**Job:**
Copy each line of the entries that contains the word "shower".

::: Data shown

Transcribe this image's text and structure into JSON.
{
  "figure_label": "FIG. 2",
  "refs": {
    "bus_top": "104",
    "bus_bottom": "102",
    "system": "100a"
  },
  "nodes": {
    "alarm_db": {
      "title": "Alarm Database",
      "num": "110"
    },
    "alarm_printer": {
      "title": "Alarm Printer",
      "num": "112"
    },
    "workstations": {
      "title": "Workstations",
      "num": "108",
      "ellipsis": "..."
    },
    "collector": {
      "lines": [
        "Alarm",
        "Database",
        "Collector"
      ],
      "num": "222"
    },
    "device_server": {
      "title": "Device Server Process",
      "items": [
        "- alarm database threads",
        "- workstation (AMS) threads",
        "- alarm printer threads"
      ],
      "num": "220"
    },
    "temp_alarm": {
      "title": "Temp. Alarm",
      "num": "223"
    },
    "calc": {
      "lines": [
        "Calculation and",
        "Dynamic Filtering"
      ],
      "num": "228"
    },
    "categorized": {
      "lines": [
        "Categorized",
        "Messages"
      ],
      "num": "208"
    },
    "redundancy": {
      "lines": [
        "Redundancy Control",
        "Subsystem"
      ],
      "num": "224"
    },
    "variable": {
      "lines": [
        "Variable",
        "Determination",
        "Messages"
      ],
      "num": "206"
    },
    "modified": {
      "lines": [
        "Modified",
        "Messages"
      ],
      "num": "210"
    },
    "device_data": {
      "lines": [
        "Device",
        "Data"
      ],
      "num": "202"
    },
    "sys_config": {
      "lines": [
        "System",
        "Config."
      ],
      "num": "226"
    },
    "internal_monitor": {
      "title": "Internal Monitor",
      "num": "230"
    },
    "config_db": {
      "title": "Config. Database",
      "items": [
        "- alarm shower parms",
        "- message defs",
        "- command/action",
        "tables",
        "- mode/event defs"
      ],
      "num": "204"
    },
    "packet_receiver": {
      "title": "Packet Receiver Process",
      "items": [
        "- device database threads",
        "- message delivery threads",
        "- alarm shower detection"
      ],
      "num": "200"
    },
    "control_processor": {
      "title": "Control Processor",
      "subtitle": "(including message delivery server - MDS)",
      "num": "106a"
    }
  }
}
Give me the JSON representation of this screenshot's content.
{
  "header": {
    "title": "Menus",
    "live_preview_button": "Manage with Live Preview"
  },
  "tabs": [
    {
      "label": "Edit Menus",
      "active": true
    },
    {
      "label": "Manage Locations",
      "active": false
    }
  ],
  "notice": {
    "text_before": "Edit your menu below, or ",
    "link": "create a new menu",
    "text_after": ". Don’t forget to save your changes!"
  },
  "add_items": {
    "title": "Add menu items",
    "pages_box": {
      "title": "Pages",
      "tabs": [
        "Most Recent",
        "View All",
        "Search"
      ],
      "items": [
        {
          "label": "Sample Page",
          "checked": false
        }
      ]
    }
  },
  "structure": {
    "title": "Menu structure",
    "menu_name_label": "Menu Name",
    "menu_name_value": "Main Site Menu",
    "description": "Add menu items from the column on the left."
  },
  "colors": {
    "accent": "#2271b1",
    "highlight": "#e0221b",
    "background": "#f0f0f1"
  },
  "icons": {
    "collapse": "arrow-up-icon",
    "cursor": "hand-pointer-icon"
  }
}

::::::

**Expected answer:**
        "- alarm shower parms",
        "- alarm shower detection"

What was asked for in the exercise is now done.